Challenge 1 →
Transcribe the part of the query-letter comments that opens with the words containing "I was intrigued" and closes with "AlaskaRavenclaw said...", matching the original word for word.
Challenge 2 →
Pick up the query-letter comments after their final sentence and continue them.

Document passage →
____________
A few minor punctuation errors might slip by, but there are those who will assume every page of your manuscript has as many errors as your one-page letter, and decide it's not worth the trouble.


Unknown said...

Hi author,
I am having trouble understanding how Mayra even made the suspect list. Usually this is reserved for familiars--people who knew/had access to the victim. That has not been established here.

Also, what sort of revenge Mayra plotted seems key. If she, say wanted him to be impotent, then the murder/death of his girlfriend would seem outside the realm of possible magical/mystical confounders.

How is this a thriller? Because Mayra is being framed? It sounds like the stakes may be too low for the genre.

We need more plot. Also, the grammatical/spelling mistakes are truly unforgivable. This letter is your "job interview"; don't show up with coffee stains and. Is matched shoes, K?

Best of luck.

IMHO said...

I was intrigued by the first paragraph -- Obeah woman, the possibility of witchcraft, and the New Orleans locale. But the second paragraph switches to an entirely different story -- and the query doesn't show how this murder story is any different from the thousands of other "my [ex/spouse/rival] is dead and the police think I did it and the real killer will do anything to frame me" stories out there. Let us know how/why the two stories intersect!

AlaskaRavenclaw said...

Writer, I'm going to guess based on the query that you need to work on the manuscript.

You need to make sure that there are no punctuation, usage or grammar errors in the manuscript. Not one. An editor I know says she never reads past the first error. I'd bet most editors probably do if they're fascinated by the story. But I bet many don't read past the third error. Certainly not the fifth error.
____________
Entries supplied →
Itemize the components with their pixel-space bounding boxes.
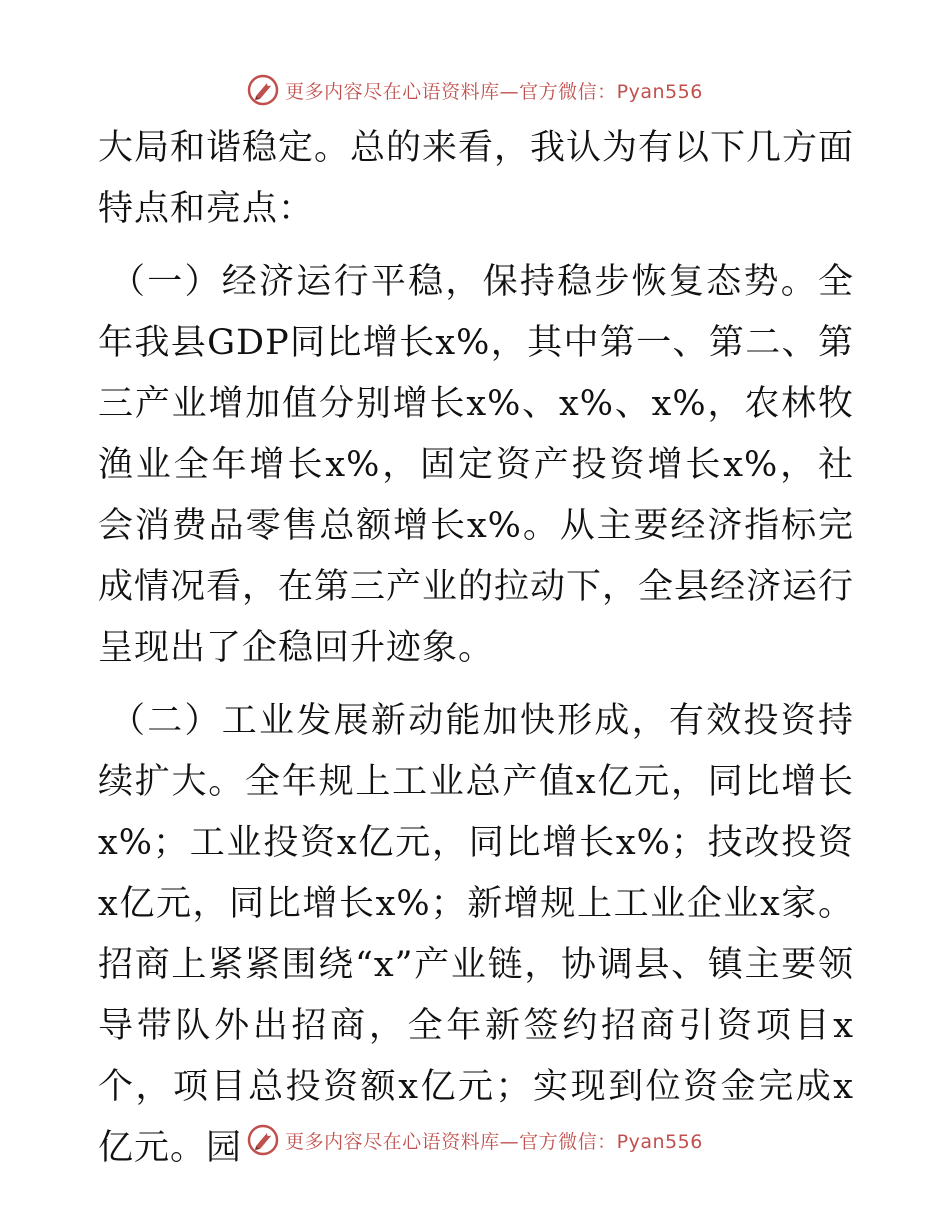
- paragraph-intro: 大局和谐稳定。总的来看，我认为有以下几方面特点和亮点：: [98, 128, 855, 229]
- paragraph-section-2: （二）工业发展新动能加快形成，有效投资持续扩大。全年规上工业总产值x亿元，同比增长x%；工业投资x亿元，同比增长x%；技改投资x亿元，同比增长x%；新增规上工业企业x家。招商上紧紧围绕“x”产业链，协调县、镇主要领导带队外出招商，全年新签约招商引资项目x个，项目总投资额x亿元；实现到位资金完成x亿元。园: [98, 701, 854, 1168]
- header-watermark-text: 更多内容尽在心语资料库—官方微信：Pyan556: [285, 80, 703, 103]
- pen-logo-icon: [247, 1124, 279, 1156]
- document-body: [98, 118, 854, 1179]
- header-watermark-banner: [0, 70, 950, 110]
- footer-watermark-text: 更多内容尽在心语资料库—官方微信：Pyan556: [285, 1130, 703, 1153]
- pen-logo-icon: [247, 74, 279, 106]
- footer-watermark-banner: [0, 1120, 950, 1160]
- paragraph-section-1: （一）经济运行平稳，保持稳步恢复态势。全年我县GDP同比增长x%，其中第一、第二、第三产业增加值分别增长x%、x%、x%，农林牧渔业全年增长x%，固定资产投资增长x%，社会消费品零售总额增长x%。从主要经济指标完成情况看，在第三产业的拉动下，全县经济运行呈现出了企稳回升迹象。: [98, 262, 855, 668]
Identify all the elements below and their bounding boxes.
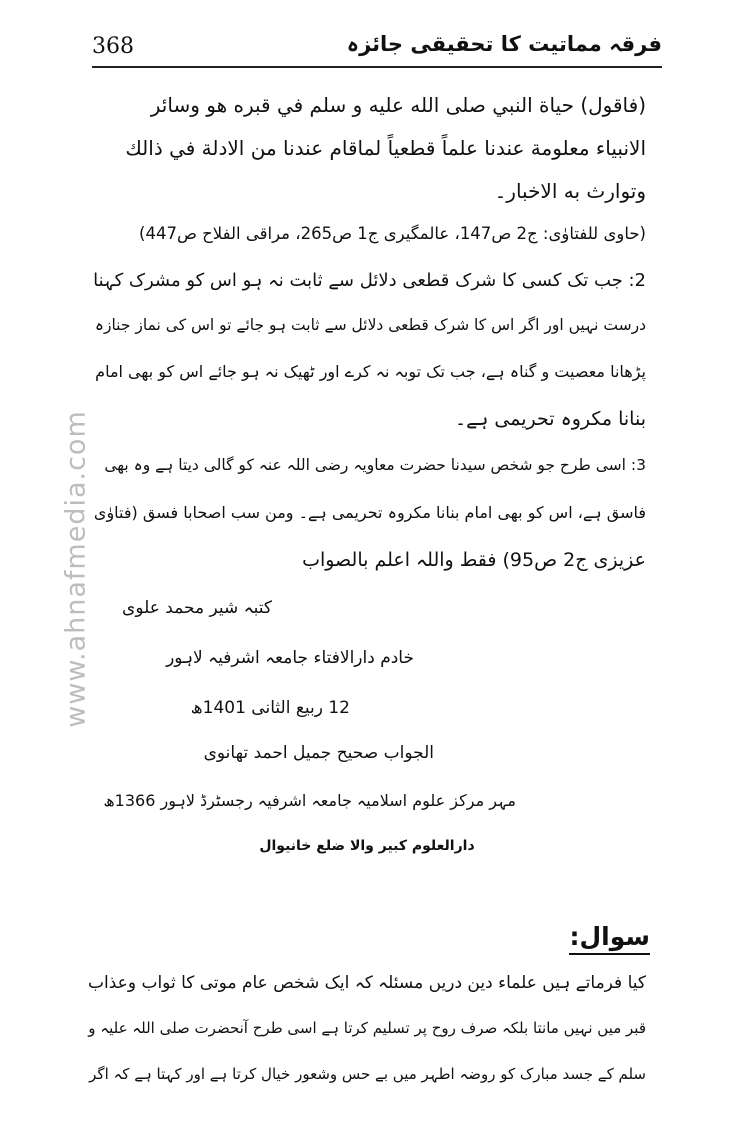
page-header	[92, 30, 662, 72]
signature-author: کتبہ شیر محمد علوی	[122, 598, 272, 618]
arabic-line: (فاقول) حياة النبي صلى الله عليه و سلم في قبره هو وسائر	[150, 93, 646, 117]
question-line: سلم کے جسد مبارک کو روضہ اطہر میں بے حس وشعور خیال کرتا ہے اور کہتا ہے کہ اگر	[89, 1065, 646, 1083]
question-line: کیا فرماتے ہیں علماء دین دریں مسئلہ کہ ایک شخص عام موتی کا ثواب وعذاب	[88, 973, 646, 993]
item-2-line: درست نہیں اور اگر اس کا شرک قطعی دلائل سے ثابت ہو جائے تو اس کی نماز جنازہ	[94, 316, 646, 334]
arabic-line: وتوارث به الاخبار۔	[494, 179, 646, 203]
item-3-line: عزیزی ج2 ص95) فقط واللہ اعلم بالصواب	[302, 549, 646, 571]
endorsement-name: الجواب صحیح جمیل احمد تھانوی	[203, 743, 434, 763]
item-3-line: 3: اسی طرح جو شخص سیدنا حضرت معاویہ رضی اللہ عنہ کو گالی دیتا ہے وہ بھی	[104, 456, 646, 474]
question-line: قبر میں نہیں مانتا بلکہ صرف روح پر تسلیم کرتا ہے اسی طرح آنحضرت صلی اللہ علیہ و	[88, 1019, 646, 1037]
section-heading: دارالعلوم کبیر والا ضلع خانیوال	[259, 838, 475, 854]
header-rule	[92, 66, 662, 68]
watermark-text: www.ahnafmedia.com	[60, 410, 92, 728]
page-number: 368	[92, 34, 134, 59]
question-label: سوال:	[569, 922, 650, 955]
item-2-line: پڑھانا معصیت و گناہ ہے، جب تک توبہ نہ کرے اور ٹھیک نہ ہو جائے اس کو بھی امام	[95, 362, 646, 381]
citation: (حاوی للفتاوٰی: ج2 ص147، عالمگیری ج1 ص265، مراقی الفلاح ص447)	[139, 224, 646, 243]
item-2-line: بنانا مکروہ تحریمی ہے۔	[454, 408, 646, 430]
item-3-line: فاسق ہے، اس کو بھی امام بنانا مکروہ تحریمی ہے۔ ومن سب اصحابا فسق (فتاوٰی	[93, 503, 646, 522]
signature-date: 12 ربیع الثانی 1401ھ	[190, 698, 350, 718]
running-title: فرقہ مماتیت کا تحقیقی جائزہ	[346, 32, 662, 56]
endorsement-seal: مہر مرکز علوم اسلامیہ جامعہ اشرفیہ رجسٹرڈ لاہور 1366ھ	[103, 791, 516, 810]
arabic-line: الانبياء معلومة عندنا علماً قطعياً لماقام عندنا من الادلة في ذالك	[125, 136, 646, 160]
item-2-line: 2: جب تک کسی کا شرک قطعی دلائل سے ثابت نہ ہو اس کو مشرک کہنا	[93, 270, 646, 291]
signature-designation: خادم دارالافتاء جامعہ اشرفیہ لاہور	[166, 648, 414, 668]
watermark	[56, 404, 96, 734]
____________
Reply 1 →
I was intrigued by the first paragraph -- Obeah woman, the possibility of witchcraft, and the New Orleans locale. But the second paragraph switches to an entirely different story -- and the query doesn't show how this murder story is any different from the thousands of other "my [ex/spouse/rival] is dead and the police think I did it and the real killer will do anything to frame me" stories out there. Let us know how/why the two stories intersect!

AlaskaRavenclaw said...

Reply 2 →
Then there's the matter of the story. The angle you introduce at the beginning is fascinating. Not my cup of tea, but definitely many people's. A woman tries to use obeah magic to get revenge on her cheatin' ex. That's a story in itself, as we can assume this backfires in all kinds of interesting ways, plus we'll get to see inside a world we don't know much about, etc.

From the query, it looks like the thriller aspect of the story is tacked on. Unlike your obeah story, it's fairly generic. Does it really belong in the story at all? If so, is it really what the story's about, or is it just there to give a genre label to the story?

I can't really tell whether the problem of these two storylines' failure to integrate is a problem with the query, or inherent to the manuscript.

Those are my thoughts. Now excuse me while I prove I'm not a robot.

SB said...

Yeah, I was so weirded out by all the 'dried semen' that I had trouble focusing on what your query even said.

I think it needs more information, especially why the character is suspected to be the killer. If you can't give me a reasonably plausible reason, I'm unlikely to be interested in reading your story. In my opinion, it should be the kind of reason that makes me suspect the character too (like found standing over him with a bloody knife, as a cliched example), because then I'd want to find out how she got in the situation without actually being the killer.